Figure 2. Progress of the loss functions throughout training in breast cancer data.

Figure 2. Progress of the loss functions throughout training in breast cancer data.

Figure 3 shows a performance comparison of GAIN and EGAIN on the spam dataset for (a) missing values selected completely at random from the 57 numerical predictors at various rates. EGAIN illustrates improved performance compared to GAIN in all missing rates. A two factor ANOVA reveals a significant difference ($p<0.001$) in perfromance between GAIN and EGAIN. The diference in performance was more evident when (b) missing values were selected from a subset of randomly chosen columns among the 57 features at various rates. Once again, GAIN often failed to generate results when the number of iterations exceeded an optimal selected threshold.

Performance comparisons between GAIN and EGAIN in credit dataset are shown in Figure 4. EGAIN illustrates significant performance improvement ($p<0.001$) compared to GAIN across different missing value rates. Note that GAIN was very sensitive to the choice of training iterations and failed to provide imputations passed the selected iterations in the study; see supplementary data.

Table 2 summarizes the overall imputation performance across the discussed experiments. EGAIN has demonstrated a significant performance improvement compared to GAIN across small, medium, and large datasets, reducing the RMSE by 3.21%, 24.77%, and 19.73% in the breast cancer, spam, and credit datasets, respectively. Notably, the most significant achievement of EGAIN is its ability to resolve GAIN’s convergence issue; see the supplementary data for details.

4. Discussion

MICE, MissForest, and GAIN are among the most common methods for imputing missing values in a dataet. GAIN outperforms MICE and MissForest by capturing complex data distributions, handling high missing rates, and learning implicit patterns without assuming specific distributions. It scales better to large datasets, provides more consistent imputations through adversarial training, and adapts well to different data types. Despite the many variations built on GAIN, its implementation still relies on the outdated TensorFlow 1.x API, uses several nonstandard user-defined functions, and requires careful hyperparameter tuning. EGAIN, introduced in this paper, is built on the TensorFlow 2 API, resolves the convergence issues of GAIN using checkpoint saving, and provides visualizations of loss functions to aid in hyperparameter selection. Results show that EGAIN outperforms GAIN in terms of RMSE across several benchmark datasets.

Regarding computational time, EGAIN exhibits a runtime approximately three to four times longer than GAIN. Specifically, imputing 20% missing values in a credit dataset containing 30,000 cases requires an average of 20 seconds for EGAIN, utilizing 1000 iterations and a batch size of 256. This is primarily due to the use of a convolutional layer in both the generator and discriminator. Although this runtime is manageable for individual imputations, it accumulates substantially during simulations involving hundreds of independent runs. Conversely, GAIN’s average runtime is 5.5 seconds; however, with 1000 iterations, it failed to generate successful imputations, as this exceeds its recommended iteration limit of 500.

This study focused solely on missing value imputation in MCAR scenarios. A follow-up study is required to compare the performance of EGAIN and its alternatives in MAR and MNAR scenarios.

*Information provided*.
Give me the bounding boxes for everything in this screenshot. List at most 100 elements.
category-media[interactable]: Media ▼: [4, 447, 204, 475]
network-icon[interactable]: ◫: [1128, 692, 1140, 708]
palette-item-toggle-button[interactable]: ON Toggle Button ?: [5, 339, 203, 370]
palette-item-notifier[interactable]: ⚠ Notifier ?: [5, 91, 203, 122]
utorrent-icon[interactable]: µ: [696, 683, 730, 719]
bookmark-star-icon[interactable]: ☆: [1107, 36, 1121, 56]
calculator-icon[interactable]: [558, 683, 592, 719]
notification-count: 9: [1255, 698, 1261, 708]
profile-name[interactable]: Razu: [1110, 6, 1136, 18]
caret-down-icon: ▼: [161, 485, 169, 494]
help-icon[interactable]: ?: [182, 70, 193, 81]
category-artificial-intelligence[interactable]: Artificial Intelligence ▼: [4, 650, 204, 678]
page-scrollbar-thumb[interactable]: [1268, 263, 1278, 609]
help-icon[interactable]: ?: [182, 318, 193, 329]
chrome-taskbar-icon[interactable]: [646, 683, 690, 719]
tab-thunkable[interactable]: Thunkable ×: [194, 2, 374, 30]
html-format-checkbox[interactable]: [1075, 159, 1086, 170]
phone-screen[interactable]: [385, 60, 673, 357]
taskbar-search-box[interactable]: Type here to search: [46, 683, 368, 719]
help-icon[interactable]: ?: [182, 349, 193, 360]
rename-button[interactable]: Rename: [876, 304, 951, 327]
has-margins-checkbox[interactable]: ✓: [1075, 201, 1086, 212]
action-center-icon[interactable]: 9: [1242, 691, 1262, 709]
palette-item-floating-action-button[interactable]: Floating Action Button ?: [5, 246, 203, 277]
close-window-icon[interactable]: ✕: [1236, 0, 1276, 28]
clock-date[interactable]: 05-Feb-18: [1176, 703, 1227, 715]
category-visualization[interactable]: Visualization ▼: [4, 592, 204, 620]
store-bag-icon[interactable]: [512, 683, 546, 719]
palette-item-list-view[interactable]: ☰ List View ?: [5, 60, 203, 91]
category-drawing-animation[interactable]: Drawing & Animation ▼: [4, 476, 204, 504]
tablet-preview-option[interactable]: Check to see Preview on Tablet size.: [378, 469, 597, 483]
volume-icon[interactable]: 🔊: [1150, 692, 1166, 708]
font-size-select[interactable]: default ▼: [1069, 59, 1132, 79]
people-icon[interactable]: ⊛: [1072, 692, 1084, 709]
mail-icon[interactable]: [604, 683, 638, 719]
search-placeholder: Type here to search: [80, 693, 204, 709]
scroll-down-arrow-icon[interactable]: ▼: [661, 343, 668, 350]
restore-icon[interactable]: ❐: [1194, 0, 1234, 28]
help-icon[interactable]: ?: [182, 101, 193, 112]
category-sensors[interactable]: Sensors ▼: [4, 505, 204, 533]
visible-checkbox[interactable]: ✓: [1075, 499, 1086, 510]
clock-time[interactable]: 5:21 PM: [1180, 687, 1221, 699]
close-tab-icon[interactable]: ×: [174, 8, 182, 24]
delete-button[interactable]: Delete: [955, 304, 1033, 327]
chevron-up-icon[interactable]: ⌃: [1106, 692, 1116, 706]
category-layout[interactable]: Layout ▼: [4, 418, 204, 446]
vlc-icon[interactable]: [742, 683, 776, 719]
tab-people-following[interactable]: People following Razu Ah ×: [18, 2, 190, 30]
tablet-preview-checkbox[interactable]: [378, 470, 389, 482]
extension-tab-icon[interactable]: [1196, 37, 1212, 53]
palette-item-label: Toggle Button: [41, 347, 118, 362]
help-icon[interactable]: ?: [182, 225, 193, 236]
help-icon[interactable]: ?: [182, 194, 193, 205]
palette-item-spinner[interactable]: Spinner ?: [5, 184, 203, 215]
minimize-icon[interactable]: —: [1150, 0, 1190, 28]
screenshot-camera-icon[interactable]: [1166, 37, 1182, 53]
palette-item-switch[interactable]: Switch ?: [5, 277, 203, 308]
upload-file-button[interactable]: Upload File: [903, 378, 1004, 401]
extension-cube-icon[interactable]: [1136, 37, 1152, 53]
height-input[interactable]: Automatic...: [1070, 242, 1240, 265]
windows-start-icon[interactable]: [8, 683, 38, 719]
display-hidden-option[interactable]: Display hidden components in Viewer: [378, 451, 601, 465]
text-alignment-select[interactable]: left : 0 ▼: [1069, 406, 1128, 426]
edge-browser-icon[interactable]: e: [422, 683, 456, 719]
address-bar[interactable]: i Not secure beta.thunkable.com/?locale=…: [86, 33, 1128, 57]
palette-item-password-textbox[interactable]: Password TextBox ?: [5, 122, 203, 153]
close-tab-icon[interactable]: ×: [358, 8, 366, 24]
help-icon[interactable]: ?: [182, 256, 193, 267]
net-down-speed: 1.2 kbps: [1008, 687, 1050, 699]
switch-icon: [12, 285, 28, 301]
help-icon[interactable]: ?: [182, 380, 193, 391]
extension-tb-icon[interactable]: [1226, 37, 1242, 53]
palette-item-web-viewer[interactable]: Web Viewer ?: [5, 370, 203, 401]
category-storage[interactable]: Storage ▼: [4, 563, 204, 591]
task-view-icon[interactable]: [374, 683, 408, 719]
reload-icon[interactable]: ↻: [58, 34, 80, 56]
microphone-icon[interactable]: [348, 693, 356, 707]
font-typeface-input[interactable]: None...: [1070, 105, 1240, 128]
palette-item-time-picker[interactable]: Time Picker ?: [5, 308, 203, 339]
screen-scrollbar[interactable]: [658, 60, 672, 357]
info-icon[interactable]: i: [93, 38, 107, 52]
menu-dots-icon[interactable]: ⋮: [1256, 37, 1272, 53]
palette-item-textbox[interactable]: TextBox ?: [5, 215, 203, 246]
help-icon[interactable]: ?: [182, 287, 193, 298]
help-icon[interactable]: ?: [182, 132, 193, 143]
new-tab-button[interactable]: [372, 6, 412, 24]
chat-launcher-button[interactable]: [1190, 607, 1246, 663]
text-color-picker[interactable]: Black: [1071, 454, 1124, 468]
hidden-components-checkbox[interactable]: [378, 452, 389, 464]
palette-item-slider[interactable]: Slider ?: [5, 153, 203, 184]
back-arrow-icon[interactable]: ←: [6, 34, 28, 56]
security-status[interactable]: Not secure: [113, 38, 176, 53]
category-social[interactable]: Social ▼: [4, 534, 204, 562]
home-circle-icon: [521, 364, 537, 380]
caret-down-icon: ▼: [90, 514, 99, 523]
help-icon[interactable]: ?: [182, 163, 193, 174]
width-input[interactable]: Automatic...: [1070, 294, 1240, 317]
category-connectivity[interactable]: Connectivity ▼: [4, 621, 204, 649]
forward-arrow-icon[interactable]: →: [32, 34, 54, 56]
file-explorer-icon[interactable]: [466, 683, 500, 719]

*Instructions to follow*.
Name every missing-value imputation method mentioned in the excerpt comparing GAIN and EGAIN. The records play no part in this task.

*The answer*.
GAIN, EGAIN, MICE, MissForest